Give every line from the entries that contains "using".

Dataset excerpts

━━━━━━━━━━━━━━━━

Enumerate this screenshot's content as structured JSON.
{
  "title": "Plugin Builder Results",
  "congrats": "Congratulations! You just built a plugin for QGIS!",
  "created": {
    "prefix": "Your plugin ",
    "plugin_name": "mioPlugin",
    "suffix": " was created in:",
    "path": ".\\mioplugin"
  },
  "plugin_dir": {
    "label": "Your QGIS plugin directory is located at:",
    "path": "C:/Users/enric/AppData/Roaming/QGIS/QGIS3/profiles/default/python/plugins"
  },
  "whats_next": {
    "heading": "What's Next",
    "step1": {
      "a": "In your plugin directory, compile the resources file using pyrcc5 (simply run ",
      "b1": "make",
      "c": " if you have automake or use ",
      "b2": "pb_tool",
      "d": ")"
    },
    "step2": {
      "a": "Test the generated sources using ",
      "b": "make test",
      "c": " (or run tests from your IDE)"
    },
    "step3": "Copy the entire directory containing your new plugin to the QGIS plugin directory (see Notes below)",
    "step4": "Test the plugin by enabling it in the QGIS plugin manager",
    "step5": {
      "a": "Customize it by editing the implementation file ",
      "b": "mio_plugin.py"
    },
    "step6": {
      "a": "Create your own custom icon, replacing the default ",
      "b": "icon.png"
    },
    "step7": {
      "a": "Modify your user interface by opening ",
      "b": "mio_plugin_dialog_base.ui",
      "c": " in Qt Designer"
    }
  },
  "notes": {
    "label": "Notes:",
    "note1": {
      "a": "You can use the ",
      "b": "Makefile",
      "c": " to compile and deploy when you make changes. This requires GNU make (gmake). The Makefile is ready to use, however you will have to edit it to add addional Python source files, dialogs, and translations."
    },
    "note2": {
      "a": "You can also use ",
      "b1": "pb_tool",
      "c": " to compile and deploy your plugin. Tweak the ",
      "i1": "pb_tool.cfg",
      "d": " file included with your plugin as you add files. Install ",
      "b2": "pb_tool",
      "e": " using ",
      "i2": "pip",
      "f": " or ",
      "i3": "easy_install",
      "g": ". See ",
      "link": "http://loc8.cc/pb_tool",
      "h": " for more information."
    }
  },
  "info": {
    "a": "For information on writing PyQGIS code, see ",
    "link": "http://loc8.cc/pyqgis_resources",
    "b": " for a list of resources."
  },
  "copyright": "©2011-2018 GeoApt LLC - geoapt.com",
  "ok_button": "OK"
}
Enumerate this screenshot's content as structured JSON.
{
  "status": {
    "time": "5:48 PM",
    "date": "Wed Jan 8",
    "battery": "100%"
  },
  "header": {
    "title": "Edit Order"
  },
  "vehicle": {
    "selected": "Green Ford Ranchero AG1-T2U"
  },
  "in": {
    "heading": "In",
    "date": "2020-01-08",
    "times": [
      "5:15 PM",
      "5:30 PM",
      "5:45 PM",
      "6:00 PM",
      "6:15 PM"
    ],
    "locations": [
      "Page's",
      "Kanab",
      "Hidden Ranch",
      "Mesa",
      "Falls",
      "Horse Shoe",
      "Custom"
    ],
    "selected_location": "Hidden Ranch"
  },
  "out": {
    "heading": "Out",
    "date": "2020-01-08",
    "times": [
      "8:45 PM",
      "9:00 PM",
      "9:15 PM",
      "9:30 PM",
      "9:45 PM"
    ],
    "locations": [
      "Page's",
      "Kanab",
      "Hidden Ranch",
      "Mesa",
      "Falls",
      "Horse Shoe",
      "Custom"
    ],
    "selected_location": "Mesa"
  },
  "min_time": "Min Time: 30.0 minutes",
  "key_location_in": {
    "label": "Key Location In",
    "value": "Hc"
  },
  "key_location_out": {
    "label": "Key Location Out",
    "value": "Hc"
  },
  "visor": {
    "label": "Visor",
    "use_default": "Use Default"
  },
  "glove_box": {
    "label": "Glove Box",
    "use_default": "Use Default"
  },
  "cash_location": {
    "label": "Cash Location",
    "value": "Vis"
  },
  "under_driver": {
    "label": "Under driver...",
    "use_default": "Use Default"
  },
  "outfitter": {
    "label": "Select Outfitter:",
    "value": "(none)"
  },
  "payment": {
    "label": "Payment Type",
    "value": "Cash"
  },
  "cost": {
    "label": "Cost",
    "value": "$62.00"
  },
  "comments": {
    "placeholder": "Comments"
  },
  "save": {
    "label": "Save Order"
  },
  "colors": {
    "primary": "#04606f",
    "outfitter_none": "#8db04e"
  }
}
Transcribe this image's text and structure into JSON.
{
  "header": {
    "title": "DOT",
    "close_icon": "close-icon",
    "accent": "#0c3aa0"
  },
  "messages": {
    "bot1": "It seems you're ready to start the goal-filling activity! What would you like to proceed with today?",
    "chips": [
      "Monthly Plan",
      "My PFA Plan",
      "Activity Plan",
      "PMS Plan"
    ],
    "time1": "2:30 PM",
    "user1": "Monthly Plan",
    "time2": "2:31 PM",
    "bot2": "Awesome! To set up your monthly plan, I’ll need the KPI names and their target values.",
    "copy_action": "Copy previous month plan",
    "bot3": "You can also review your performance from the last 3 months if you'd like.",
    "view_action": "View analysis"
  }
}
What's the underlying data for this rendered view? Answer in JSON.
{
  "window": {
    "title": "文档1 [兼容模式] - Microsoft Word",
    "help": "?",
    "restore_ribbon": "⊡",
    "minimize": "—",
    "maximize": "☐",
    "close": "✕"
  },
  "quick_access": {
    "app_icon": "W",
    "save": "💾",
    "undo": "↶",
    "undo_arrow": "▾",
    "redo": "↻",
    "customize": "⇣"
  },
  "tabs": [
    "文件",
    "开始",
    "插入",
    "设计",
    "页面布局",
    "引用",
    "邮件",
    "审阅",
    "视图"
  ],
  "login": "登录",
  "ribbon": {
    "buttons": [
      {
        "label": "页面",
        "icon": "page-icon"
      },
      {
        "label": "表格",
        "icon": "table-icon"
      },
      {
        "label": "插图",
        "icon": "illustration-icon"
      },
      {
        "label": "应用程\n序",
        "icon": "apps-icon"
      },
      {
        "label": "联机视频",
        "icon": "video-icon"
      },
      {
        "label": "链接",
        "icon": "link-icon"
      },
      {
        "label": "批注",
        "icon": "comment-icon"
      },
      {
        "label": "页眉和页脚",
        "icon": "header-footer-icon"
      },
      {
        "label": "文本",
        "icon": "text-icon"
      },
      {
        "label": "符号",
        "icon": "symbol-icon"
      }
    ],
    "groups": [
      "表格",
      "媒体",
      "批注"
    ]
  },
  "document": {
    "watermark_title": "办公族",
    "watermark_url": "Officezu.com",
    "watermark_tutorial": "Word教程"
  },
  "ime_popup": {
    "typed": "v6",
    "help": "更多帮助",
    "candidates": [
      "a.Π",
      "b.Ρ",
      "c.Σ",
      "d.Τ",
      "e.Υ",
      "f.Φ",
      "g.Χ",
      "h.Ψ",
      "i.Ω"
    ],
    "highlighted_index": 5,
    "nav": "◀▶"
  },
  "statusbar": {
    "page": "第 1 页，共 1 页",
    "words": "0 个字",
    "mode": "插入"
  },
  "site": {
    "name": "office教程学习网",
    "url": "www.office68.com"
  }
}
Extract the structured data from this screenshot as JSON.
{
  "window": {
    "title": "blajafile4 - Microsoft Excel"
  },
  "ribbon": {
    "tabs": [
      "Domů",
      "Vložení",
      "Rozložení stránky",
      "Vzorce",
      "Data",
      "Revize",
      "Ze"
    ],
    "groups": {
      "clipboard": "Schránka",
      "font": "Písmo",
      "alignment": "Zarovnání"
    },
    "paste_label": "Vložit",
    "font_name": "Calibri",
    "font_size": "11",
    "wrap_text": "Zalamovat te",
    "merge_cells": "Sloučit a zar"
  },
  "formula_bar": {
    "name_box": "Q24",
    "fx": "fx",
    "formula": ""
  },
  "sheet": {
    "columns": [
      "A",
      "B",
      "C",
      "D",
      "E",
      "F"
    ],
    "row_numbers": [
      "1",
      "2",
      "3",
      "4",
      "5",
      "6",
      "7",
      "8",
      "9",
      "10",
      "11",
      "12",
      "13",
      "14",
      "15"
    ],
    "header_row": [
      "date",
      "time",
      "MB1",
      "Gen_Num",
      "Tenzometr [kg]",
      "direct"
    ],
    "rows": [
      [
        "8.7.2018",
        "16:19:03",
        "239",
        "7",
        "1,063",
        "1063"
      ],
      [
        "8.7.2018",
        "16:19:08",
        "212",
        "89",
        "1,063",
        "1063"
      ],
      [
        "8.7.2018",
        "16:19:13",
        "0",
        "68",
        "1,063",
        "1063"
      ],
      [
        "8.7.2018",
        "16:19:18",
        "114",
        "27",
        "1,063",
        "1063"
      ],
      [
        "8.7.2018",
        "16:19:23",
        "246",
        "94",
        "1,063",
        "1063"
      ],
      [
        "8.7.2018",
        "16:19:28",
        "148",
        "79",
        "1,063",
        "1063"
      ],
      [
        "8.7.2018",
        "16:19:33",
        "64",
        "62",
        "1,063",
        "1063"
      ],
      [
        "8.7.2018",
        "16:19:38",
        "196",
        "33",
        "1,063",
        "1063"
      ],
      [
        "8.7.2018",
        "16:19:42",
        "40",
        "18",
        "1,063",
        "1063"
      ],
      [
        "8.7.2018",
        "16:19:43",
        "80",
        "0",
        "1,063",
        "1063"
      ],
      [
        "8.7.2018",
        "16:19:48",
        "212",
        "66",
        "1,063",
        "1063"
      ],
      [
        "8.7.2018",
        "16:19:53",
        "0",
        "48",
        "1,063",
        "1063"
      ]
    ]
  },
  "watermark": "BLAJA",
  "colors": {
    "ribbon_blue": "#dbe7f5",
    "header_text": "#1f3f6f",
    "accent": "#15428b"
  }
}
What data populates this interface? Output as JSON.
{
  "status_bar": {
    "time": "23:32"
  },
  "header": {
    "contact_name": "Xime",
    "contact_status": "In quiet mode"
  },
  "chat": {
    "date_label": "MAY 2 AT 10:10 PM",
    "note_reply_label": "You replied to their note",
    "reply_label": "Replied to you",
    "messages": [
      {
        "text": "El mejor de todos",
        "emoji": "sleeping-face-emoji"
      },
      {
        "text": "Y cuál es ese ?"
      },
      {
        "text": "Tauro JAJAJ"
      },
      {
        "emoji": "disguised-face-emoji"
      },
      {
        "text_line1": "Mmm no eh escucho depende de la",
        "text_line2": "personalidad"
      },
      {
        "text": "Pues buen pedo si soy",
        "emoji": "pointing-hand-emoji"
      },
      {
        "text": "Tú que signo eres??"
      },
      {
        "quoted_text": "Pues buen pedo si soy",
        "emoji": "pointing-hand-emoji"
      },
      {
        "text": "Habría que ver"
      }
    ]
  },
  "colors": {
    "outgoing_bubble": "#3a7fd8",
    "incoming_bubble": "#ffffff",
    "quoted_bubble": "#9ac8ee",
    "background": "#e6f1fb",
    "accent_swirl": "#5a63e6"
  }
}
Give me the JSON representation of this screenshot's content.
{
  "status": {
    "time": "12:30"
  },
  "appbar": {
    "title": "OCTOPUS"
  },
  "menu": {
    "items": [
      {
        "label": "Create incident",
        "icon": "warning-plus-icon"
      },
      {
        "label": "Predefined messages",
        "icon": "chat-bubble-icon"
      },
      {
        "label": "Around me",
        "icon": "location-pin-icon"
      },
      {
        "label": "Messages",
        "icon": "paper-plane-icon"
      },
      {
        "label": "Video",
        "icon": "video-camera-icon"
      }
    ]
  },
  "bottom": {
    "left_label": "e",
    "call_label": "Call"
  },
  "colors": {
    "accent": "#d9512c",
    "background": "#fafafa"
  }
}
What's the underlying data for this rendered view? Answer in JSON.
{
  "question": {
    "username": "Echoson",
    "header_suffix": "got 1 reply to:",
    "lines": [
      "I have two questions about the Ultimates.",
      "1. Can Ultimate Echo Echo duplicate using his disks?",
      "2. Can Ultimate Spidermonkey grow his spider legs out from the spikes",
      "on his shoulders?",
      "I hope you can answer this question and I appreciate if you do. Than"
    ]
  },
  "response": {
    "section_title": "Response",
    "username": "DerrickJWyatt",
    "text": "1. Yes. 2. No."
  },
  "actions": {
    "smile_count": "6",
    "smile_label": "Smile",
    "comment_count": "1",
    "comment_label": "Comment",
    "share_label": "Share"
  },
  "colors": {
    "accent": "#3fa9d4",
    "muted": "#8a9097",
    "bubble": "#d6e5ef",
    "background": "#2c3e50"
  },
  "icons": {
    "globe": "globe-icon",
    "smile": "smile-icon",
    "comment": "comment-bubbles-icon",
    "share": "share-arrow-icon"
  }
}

━━━━━━━━━━━━━━━━

◆ **SOLUTION FOR THIS PROBLEM**:
      "a": "In your plugin directory, compile the resources file using pyrcc5 (simply run ",
      "a": "Test the generated sources using ",
      "e": " using ",
      "1. Can Ultimate Echo Echo duplicate using his disks?",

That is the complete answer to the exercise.